**Exercise**:
Rewrite every one of the rows below as a JSON list of strings, with one string per line and blank lines left out.

## begin

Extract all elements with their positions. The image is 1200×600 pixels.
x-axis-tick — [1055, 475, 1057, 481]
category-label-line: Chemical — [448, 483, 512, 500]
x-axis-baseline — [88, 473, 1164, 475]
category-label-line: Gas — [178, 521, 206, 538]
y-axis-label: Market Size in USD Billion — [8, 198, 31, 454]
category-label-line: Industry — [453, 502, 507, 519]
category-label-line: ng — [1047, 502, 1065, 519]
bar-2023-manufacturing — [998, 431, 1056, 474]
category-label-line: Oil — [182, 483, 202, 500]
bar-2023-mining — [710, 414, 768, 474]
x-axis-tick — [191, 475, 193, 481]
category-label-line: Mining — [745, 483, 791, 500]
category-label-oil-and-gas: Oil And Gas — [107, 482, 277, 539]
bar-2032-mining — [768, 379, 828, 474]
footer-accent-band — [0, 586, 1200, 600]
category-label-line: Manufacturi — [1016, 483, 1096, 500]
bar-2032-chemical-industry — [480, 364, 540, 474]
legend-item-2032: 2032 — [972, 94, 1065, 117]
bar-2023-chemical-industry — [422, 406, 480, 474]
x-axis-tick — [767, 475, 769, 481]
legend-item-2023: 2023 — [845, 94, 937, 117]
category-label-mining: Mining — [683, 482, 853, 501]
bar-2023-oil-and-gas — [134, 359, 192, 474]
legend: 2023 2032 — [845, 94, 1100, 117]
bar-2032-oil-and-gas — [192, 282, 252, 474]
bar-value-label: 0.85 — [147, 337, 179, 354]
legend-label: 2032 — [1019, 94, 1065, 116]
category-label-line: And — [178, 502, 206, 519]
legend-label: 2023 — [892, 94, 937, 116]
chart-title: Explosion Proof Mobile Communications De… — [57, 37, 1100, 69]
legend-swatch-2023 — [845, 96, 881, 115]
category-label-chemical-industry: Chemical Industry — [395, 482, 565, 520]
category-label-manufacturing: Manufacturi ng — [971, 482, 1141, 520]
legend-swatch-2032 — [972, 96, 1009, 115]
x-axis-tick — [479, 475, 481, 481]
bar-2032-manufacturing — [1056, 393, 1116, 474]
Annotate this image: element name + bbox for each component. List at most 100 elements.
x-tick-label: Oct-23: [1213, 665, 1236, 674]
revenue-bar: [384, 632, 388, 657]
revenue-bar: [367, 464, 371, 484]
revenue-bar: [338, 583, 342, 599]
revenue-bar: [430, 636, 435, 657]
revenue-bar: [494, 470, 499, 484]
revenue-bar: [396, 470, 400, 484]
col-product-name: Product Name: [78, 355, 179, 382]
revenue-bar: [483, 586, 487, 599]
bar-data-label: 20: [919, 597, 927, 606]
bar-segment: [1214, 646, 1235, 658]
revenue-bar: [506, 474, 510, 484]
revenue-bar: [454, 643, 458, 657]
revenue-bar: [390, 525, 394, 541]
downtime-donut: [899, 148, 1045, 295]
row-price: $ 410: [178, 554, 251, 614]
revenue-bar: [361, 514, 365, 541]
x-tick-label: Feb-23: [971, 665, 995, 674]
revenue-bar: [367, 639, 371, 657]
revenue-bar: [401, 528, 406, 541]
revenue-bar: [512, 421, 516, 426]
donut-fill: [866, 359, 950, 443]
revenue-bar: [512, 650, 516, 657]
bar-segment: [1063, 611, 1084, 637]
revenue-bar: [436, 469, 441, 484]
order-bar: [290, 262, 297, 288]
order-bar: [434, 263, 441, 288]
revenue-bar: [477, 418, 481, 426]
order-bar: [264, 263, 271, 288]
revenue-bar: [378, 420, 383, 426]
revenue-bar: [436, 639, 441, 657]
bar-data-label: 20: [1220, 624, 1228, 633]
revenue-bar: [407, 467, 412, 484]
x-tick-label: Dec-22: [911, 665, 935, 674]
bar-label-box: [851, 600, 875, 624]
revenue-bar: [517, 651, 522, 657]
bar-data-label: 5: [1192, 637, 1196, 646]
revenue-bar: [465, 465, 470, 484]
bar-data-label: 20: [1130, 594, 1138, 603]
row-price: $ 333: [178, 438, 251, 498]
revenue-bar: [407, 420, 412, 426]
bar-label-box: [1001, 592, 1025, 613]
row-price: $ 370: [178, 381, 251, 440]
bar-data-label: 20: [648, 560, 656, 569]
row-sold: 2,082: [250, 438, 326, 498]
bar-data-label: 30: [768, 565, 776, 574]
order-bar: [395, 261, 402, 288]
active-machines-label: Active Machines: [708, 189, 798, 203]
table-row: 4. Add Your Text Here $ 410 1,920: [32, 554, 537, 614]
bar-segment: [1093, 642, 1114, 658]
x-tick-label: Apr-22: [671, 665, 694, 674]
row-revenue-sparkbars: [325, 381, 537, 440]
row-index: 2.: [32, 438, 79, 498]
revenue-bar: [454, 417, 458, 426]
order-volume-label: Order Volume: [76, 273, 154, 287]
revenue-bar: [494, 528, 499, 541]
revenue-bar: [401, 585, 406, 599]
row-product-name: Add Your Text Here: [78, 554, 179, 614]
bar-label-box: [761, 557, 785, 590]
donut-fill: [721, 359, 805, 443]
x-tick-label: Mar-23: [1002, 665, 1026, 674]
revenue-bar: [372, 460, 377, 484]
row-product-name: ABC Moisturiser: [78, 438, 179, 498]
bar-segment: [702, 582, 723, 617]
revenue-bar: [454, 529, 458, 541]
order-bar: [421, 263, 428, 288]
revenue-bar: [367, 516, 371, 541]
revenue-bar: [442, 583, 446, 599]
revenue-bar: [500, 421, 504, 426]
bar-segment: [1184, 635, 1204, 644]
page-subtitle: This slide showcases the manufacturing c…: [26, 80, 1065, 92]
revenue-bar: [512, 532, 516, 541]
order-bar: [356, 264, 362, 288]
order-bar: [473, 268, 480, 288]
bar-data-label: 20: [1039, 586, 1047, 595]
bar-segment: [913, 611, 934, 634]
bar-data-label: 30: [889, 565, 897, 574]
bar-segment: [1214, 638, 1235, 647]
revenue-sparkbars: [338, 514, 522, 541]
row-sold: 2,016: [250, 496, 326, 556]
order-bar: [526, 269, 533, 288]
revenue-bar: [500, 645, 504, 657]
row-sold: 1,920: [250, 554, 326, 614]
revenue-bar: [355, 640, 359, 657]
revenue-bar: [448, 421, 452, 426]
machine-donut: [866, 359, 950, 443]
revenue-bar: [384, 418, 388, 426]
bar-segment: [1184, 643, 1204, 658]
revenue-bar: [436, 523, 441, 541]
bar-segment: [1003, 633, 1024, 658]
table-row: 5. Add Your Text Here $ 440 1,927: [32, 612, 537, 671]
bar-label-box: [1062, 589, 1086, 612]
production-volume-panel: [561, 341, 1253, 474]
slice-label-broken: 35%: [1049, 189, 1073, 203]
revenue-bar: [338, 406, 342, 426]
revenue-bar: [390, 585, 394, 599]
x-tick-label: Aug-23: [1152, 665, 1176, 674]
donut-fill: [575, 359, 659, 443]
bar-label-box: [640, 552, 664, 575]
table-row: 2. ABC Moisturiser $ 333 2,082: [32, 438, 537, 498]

## end

**Exercise answer**:
[
  "Extract all elements with their positions. The image is 1200×600 pixels.",
  "x-axis-tick — [1055, 475, 1057, 481]",
  "category-label-line: Chemical — [448, 483, 512, 500]",
  "x-axis-baseline — [88, 473, 1164, 475]",
  "category-label-line: Gas — [178, 521, 206, 538]",
  "y-axis-label: Market Size in USD Billion — [8, 198, 31, 454]",
  "category-label-line: Industry — [453, 502, 507, 519]",
  "category-label-line: ng — [1047, 502, 1065, 519]",
  "bar-2023-manufacturing — [998, 431, 1056, 474]",
  "category-label-line: Oil — [182, 483, 202, 500]",
  "bar-2023-mining — [710, 414, 768, 474]",
  "x-axis-tick — [191, 475, 193, 481]",
  "category-label-line: Mining — [745, 483, 791, 500]",
  "category-label-oil-and-gas: Oil And Gas — [107, 482, 277, 539]",
  "bar-2032-mining — [768, 379, 828, 474]",
  "footer-accent-band — [0, 586, 1200, 600]",
  "category-label-line: Manufacturi — [1016, 483, 1096, 500]",
  "bar-2032-chemical-industry — [480, 364, 540, 474]",
  "legend-item-2032: 2032 — [972, 94, 1065, 117]",
  "bar-2023-chemical-industry — [422, 406, 480, 474]",
  "x-axis-tick — [767, 475, 769, 481]",
  "legend-item-2023: 2023 — [845, 94, 937, 117]",
  "category-label-mining: Mining — [683, 482, 853, 501]",
  "bar-2023-oil-and-gas — [134, 359, 192, 474]",
  "legend: 2023 2032 — [845, 94, 1100, 117]",
  "bar-2032-oil-and-gas — [192, 282, 252, 474]",
  "bar-value-label: 0.85 — [147, 337, 179, 354]",
  "legend-label: 2032 — [1019, 94, 1065, 116]",
  "category-label-line: And — [178, 502, 206, 519]",
  "legend-label: 2023 — [892, 94, 937, 116]",
  "chart-title: Explosion Proof Mobile Communications De… — [57, 37, 1100, 69]",
  "legend-swatch-2023 — [845, 96, 881, 115]",
  "category-label-chemical-industry: Chemical Industry — [395, 482, 565, 520]",
  "category-label-manufacturing: Manufacturi ng — [971, 482, 1141, 520]",
  "legend-swatch-2032 — [972, 96, 1009, 115]",
  "x-axis-tick — [479, 475, 481, 481]",
  "bar-2032-manufacturing — [1056, 393, 1116, 474]",
  "Annotate this image: element name + bbox for each component. List at most 100 elements.",
  "x-tick-label: Oct-23: [1213, 665, 1236, 674]",
  "revenue-bar: [384, 632, 388, 657]",
  "revenue-bar: [367, 464, 371, 484]",
  "revenue-bar: [338, 583, 342, 599]",
  "revenue-bar: [430, 636, 435, 657]",
  "revenue-bar: [494, 470, 499, 484]",
  "revenue-bar: [396, 470, 400, 484]",
  "col-product-name: Product Name: [78, 355, 179, 382]",
  "revenue-bar: [483, 586, 487, 599]",
  "bar-data-label: 20: [919, 597, 927, 606]",
  "bar-segment: [1214, 646, 1235, 658]",
  "revenue-bar: [506, 474, 510, 484]",
  "revenue-bar: [454, 643, 458, 657]",
  "revenue-bar: [390, 525, 394, 541]",
  "downtime-donut: [899, 148, 1045, 295]",
  "row-price: $ 410: [178, 554, 251, 614]",
  "revenue-bar: [361, 514, 365, 541]",
  "x-tick-label: Feb-23: [971, 665, 995, 674]",
  "revenue-bar: [367, 639, 371, 657]",
  "revenue-bar: [401, 528, 406, 541]",
  "revenue-bar: [512, 421, 516, 426]",
  "donut-fill: [866, 359, 950, 443]",
  "revenue-bar: [512, 650, 516, 657]",
  "bar-segment: [1063, 611, 1084, 637]",
  "revenue-bar: [436, 469, 441, 484]",
  "order-bar: [290, 262, 297, 288]",
  "order-bar: [434, 263, 441, 288]",
  "revenue-bar: [477, 418, 481, 426]",
  "order-bar: [264, 263, 271, 288]",
  "revenue-bar: [378, 420, 383, 426]",
  "revenue-bar: [436, 639, 441, 657]",
  "bar-data-label: 20: [1220, 624, 1228, 633]",
  "revenue-bar: [407, 467, 412, 484]",
  "x-tick-label: Dec-22: [911, 665, 935, 674]",
  "bar-label-box: [851, 600, 875, 624]",
  "revenue-bar: [517, 651, 522, 657]",
  "bar-data-label: 5: [1192, 637, 1196, 646]",
  "revenue-bar: [465, 465, 470, 484]",
  "bar-data-label: 20: [1130, 594, 1138, 603]",
  "row-price: $ 333: [178, 438, 251, 498]",
  "revenue-bar: [407, 420, 412, 426]",
  "bar-label-box: [1001, 592, 1025, 613]",
  "row-price: $ 370: [178, 381, 251, 440]",
  "bar-data-label: 20: [648, 560, 656, 569]",
  "row-sold: 2,082: [250, 438, 326, 498]",
  "bar-data-label: 30: [768, 565, 776, 574]",
  "order-bar: [395, 261, 402, 288]",
  "active-machines-label: Active Machines: [708, 189, 798, 203]",
  "table-row: 4. Add Your Text Here $ 410 1,920: [32, 554, 537, 614]",
  "bar-segment: [1093, 642, 1114, 658]",
  "x-tick-label: Apr-22: [671, 665, 694, 674]",
  "row-revenue-sparkbars: [325, 381, 537, 440]",
  "row-index: 2.: [32, 438, 79, 498]",
  "revenue-bar: [454, 417, 458, 426]",
  "order-volume-label: Order Volume: [76, 273, 154, 287]",
  "revenue-bar: [494, 528, 499, 541]",
  "revenue-bar: [401, 585, 406, 599]",
  "row-product-name: Add Your Text Here: [78, 554, 179, 614]",
  "bar-label-box: [761, 557, 785, 590]",
  "donut-fill: [721, 359, 805, 443]",
  "x-tick-label: Mar-23: [1002, 665, 1026, 674]",
  "revenue-bar: [372, 460, 377, 484]",
  "row-product-name: ABC Moisturiser: [78, 438, 179, 498]",
  "bar-segment: [702, 582, 723, 617]",
  "revenue-bar: [454, 529, 458, 541]",
  "order-bar: [421, 263, 428, 288]",
  "revenue-bar: [367, 516, 371, 541]",
  "revenue-bar: [442, 583, 446, 599]",
  "revenue-bar: [500, 421, 504, 426]",
  "bar-segment: [1184, 635, 1204, 644]",
  "page-subtitle: This slide showcases the manufacturing c…: [26, 80, 1065, 92]",
  "revenue-bar: [512, 532, 516, 541]",
  "order-bar: [356, 264, 362, 288]",
  "order-bar: [473, 268, 480, 288]",
  "bar-data-label: 20: [1039, 586, 1047, 595]",
  "bar-segment: [913, 611, 934, 634]",
  "bar-data-label: 30: [889, 565, 897, 574]",
  "bar-segment: [1214, 638, 1235, 647]",
  "revenue-sparkbars: [338, 514, 522, 541]",
  "row-sold: 2,016: [250, 496, 326, 556]",
  "order-bar: [526, 269, 533, 288]",
  "revenue-bar: [500, 645, 504, 657]",
  "row-sold: 1,920: [250, 554, 326, 614]",
  "revenue-bar: [355, 640, 359, 657]",
  "revenue-bar: [448, 421, 452, 426]",
  "machine-donut: [866, 359, 950, 443]",
  "revenue-bar: [384, 418, 388, 426]",
  "bar-segment: [1184, 643, 1204, 658]",
  "revenue-bar: [436, 523, 441, 541]",
  "bar-segment: [1003, 633, 1024, 658]",
  "table-row: 5. Add Your Text Here $ 440 1,927: [32, 612, 537, 671]",
  "bar-label-box: [1062, 589, 1086, 612]",
  "production-volume-panel: [561, 341, 1253, 474]",
  "slice-label-broken: 35%: [1049, 189, 1073, 203]",
  "revenue-bar: [338, 406, 342, 426]",
  "revenue-bar: [390, 585, 394, 599]",
  "x-tick-label: Aug-23: [1152, 665, 1176, 674]",
  "donut-fill: [575, 359, 659, 443]",
  "bar-label-box: [640, 552, 664, 575]",
  "table-row: 2. ABC Moisturiser $ 333 2,082: [32, 438, 537, 498]"
]